##### SOURCE EXTRACT #####

Last week, the high tide was made all the more beautiful by the warm weather and clear skies. This week, it was back to overcast conditions and a low tide. Today was the first section of Canvey Island.
Canvey Island has been populated for at least 2,000 years. During Roman times it was known as the Convennos Insula (“insula” being Latin for “island”), and by 1255 it was known as Canaveye. The “ey” in Canvey denotes an island, so the word “Island” in the modern day name of Canvey Island is in fact a repetition.
Canvey is flat and low, and therefore the tidal waters have always been of concern to those who live there. In 1622 funds were raised for a sea wall to be built around the whole of the island. A Dutchman named Joas Croppenburg was engaged for the job, the Dutch being well experienced in the construction of sea defences due to the topography of their homeland. It was agreed that the Dutch would be given a third of the land reclaimed by the construction of the wall, known as the Third Acre Agreement. Many Dutch settled here, although lots then returned home during the Anglo-Dutch wars in the 1650’s to 1670’s. Still, many of the road names are of Dutch influence (Van Diemens Pass; Zeider Pass and Aalten Avenue, to name but three we passed).

##### DATA EXCERPTS #####

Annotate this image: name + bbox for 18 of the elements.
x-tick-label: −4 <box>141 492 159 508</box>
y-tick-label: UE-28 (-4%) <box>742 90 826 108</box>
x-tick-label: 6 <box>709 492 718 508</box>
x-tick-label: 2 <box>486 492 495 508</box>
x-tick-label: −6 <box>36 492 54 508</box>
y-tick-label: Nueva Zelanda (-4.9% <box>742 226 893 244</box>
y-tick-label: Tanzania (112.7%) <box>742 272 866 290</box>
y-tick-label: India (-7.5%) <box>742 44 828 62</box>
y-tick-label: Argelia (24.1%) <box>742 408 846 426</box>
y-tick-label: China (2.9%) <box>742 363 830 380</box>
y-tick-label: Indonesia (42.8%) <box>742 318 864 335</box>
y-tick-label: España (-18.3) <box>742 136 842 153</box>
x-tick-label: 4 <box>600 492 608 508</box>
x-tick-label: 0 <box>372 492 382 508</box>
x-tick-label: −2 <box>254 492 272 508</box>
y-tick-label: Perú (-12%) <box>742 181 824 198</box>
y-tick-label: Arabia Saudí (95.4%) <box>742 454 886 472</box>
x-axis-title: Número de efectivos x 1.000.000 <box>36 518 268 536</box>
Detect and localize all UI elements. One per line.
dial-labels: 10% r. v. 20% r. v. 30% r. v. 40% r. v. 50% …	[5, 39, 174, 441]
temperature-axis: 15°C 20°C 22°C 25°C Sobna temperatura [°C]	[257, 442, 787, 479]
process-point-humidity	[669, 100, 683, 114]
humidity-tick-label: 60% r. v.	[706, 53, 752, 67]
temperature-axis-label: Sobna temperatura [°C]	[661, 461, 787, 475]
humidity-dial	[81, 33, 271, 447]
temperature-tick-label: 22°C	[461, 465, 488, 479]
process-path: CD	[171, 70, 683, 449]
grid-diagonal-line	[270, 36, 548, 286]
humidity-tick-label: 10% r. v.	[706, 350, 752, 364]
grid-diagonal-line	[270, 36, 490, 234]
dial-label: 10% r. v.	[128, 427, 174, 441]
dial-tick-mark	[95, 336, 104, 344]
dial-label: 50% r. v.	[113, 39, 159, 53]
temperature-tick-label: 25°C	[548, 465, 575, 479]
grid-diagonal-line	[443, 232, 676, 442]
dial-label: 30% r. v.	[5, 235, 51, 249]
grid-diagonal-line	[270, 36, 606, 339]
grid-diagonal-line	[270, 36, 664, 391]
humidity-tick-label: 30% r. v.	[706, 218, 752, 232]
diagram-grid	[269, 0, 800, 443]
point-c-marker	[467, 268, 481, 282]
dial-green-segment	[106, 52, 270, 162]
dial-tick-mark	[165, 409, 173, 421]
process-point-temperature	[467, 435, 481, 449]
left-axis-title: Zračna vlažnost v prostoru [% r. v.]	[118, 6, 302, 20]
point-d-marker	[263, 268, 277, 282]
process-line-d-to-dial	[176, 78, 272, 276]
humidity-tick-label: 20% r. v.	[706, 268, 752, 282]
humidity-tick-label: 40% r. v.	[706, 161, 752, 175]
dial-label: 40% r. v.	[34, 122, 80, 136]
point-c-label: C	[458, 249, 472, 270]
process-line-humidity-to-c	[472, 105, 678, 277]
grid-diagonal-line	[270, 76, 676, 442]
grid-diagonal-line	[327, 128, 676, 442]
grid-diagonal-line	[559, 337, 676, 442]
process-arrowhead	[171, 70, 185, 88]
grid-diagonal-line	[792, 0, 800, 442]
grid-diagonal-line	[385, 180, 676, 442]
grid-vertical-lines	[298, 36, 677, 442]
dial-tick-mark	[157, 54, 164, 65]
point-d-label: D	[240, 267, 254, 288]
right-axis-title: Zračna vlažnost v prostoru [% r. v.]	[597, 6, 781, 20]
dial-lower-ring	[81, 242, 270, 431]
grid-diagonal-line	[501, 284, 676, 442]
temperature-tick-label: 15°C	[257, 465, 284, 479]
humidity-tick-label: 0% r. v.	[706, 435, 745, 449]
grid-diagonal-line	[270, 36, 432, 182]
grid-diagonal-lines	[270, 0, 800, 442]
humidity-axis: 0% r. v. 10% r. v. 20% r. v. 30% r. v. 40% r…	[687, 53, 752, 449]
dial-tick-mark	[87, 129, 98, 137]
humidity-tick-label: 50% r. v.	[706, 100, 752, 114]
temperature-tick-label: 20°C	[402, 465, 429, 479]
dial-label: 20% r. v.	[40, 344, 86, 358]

#####

Decide whether each statement below agrees with the Canvey Island text, and answer yes or no for each with the deciding words of the text quoted exactly. 1. Funds for a sea wall around the island were raised in 1622. 2. The Dutch were to be given half of the land reclaimed by the wall. 3. In 1255 the island was known as Convennos Insula.

▶ EXERCISE SOLUTION:
1. Yes: "In 1622 funds were raised for a sea wall to be built around the whole of the island."
2. No: "It was agreed that the Dutch would be given a third of the land reclaimed by the construction of the wall"
3. No: "by 1255 it was known as Canaveye."